What you are asked to do: Extract every line below, verbatim.

Records for this exercise:

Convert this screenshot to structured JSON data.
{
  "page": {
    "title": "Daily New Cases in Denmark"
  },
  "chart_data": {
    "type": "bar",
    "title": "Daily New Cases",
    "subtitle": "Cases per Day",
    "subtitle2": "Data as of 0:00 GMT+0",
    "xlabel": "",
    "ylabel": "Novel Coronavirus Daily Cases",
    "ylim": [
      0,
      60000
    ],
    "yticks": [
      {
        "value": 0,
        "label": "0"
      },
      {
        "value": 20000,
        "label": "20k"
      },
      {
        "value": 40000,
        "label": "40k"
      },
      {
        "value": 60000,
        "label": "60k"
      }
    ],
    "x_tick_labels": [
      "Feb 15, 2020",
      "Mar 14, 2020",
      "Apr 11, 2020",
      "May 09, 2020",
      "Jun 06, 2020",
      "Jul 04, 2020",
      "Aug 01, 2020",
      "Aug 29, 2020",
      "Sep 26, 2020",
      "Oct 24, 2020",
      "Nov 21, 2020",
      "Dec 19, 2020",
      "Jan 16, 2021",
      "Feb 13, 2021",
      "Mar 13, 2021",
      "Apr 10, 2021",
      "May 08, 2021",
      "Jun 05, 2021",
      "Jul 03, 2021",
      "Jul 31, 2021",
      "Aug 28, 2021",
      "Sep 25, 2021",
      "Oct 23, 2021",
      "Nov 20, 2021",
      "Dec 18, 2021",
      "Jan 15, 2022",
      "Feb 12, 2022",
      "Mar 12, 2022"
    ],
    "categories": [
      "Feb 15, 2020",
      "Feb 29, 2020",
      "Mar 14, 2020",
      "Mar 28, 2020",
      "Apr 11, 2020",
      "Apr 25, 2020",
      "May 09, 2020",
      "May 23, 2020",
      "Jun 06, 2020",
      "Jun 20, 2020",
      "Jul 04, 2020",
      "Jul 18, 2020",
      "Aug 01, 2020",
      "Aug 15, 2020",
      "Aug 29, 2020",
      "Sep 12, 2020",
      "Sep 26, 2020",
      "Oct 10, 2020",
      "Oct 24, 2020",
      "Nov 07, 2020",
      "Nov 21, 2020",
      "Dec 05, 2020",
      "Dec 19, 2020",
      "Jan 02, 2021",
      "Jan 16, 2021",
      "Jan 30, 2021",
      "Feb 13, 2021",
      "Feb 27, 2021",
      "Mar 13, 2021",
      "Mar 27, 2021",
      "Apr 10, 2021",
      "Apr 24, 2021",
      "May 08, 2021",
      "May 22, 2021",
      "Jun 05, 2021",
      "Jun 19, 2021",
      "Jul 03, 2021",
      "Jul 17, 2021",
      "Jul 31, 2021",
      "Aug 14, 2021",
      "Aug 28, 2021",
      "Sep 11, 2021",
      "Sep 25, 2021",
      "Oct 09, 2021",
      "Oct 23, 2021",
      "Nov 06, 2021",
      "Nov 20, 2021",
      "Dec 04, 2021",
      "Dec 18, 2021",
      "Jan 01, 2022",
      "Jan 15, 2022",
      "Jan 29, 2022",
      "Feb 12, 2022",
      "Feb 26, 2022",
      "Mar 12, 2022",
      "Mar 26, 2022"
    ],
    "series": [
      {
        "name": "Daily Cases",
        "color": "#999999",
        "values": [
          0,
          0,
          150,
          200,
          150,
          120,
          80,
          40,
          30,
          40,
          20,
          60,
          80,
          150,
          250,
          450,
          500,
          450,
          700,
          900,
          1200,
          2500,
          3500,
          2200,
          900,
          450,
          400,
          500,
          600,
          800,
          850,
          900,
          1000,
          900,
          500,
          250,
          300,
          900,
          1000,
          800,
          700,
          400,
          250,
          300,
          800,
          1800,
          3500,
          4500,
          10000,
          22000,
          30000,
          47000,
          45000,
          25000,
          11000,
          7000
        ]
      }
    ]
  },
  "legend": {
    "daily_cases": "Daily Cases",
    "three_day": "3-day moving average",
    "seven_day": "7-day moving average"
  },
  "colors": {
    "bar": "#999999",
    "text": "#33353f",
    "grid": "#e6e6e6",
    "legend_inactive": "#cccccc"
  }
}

Answer to this task:
Convert this screenshot to structured JSON data.
{
  "page": {
    "title": "Daily New Cases in Denmark"
  },
  "chart_data": {
    "type": "bar",
    "title": "Daily New Cases",
    "subtitle": "Cases per Day",
    "subtitle2": "Data as of 0:00 GMT+0",
    "xlabel": "",
    "ylabel": "Novel Coronavirus Daily Cases",
    "ylim": [
      0,
      60000
    ],
    "yticks": [
      {
        "value": 0,
        "label": "0"
      },
      {
        "value": 20000,
        "label": "20k"
      },
      {
        "value": 40000,
        "label": "40k"
      },
      {
        "value": 60000,
        "label": "60k"
      }
    ],
    "x_tick_labels": [
      "Feb 15, 2020",
      "Mar 14, 2020",
      "Apr 11, 2020",
      "May 09, 2020",
      "Jun 06, 2020",
      "Jul 04, 2020",
      "Aug 01, 2020",
      "Aug 29, 2020",
      "Sep 26, 2020",
      "Oct 24, 2020",
      "Nov 21, 2020",
      "Dec 19, 2020",
      "Jan 16, 2021",
      "Feb 13, 2021",
      "Mar 13, 2021",
      "Apr 10, 2021",
      "May 08, 2021",
      "Jun 05, 2021",
      "Jul 03, 2021",
      "Jul 31, 2021",
      "Aug 28, 2021",
      "Sep 25, 2021",
      "Oct 23, 2021",
      "Nov 20, 2021",
      "Dec 18, 2021",
      "Jan 15, 2022",
      "Feb 12, 2022",
      "Mar 12, 2022"
    ],
    "categories": [
      "Feb 15, 2020",
      "Feb 29, 2020",
      "Mar 14, 2020",
      "Mar 28, 2020",
      "Apr 11, 2020",
      "Apr 25, 2020",
      "May 09, 2020",
      "May 23, 2020",
      "Jun 06, 2020",
      "Jun 20, 2020",
      "Jul 04, 2020",
      "Jul 18, 2020",
      "Aug 01, 2020",
      "Aug 15, 2020",
      "Aug 29, 2020",
      "Sep 12, 2020",
      "Sep 26, 2020",
      "Oct 10, 2020",
      "Oct 24, 2020",
      "Nov 07, 2020",
      "Nov 21, 2020",
      "Dec 05, 2020",
      "Dec 19, 2020",
      "Jan 02, 2021",
      "Jan 16, 2021",
      "Jan 30, 2021",
      "Feb 13, 2021",
      "Feb 27, 2021",
      "Mar 13, 2021",
      "Mar 27, 2021",
      "Apr 10, 2021",
      "Apr 24, 2021",
      "May 08, 2021",
      "May 22, 2021",
      "Jun 05, 2021",
      "Jun 19, 2021",
      "Jul 03, 2021",
      "Jul 17, 2021",
      "Jul 31, 2021",
      "Aug 14, 2021",
      "Aug 28, 2021",
      "Sep 11, 2021",
      "Sep 25, 2021",
      "Oct 09, 2021",
      "Oct 23, 2021",
      "Nov 06, 2021",
      "Nov 20, 2021",
      "Dec 04, 2021",
      "Dec 18, 2021",
      "Jan 01, 2022",
      "Jan 15, 2022",
      "Jan 29, 2022",
      "Feb 12, 2022",
      "Feb 26, 2022",
      "Mar 12, 2022",
      "Mar 26, 2022"
    ],
    "series": [
      {
        "name": "Daily Cases",
        "color": "#999999",
        "values": [
          0,
          0,
          150,
          200,
          150,
          120,
          80,
          40,
          30,
          40,
          20,
          60,
          80,
          150,
          250,
          450,
          500,
          450,
          700,
          900,
          1200,
          2500,
          3500,
          2200,
          900,
          450,
          400,
          500,
          600,
          800,
          850,
          900,
          1000,
          900,
          500,
          250,
          300,
          900,
          1000,
          800,
          700,
          400,
          250,
          300,
          800,
          1800,
          3500,
          4500,
          10000,
          22000,
          30000,
          47000,
          45000,
          25000,
          11000,
          7000
        ]
      }
    ]
  },
  "legend": {
    "daily_cases": "Daily Cases",
    "three_day": "3-day moving average",
    "seven_day": "7-day moving average"
  },
  "colors": {
    "bar": "#999999",
    "text": "#33353f",
    "grid": "#e6e6e6",
    "legend_inactive": "#cccccc"
  }
}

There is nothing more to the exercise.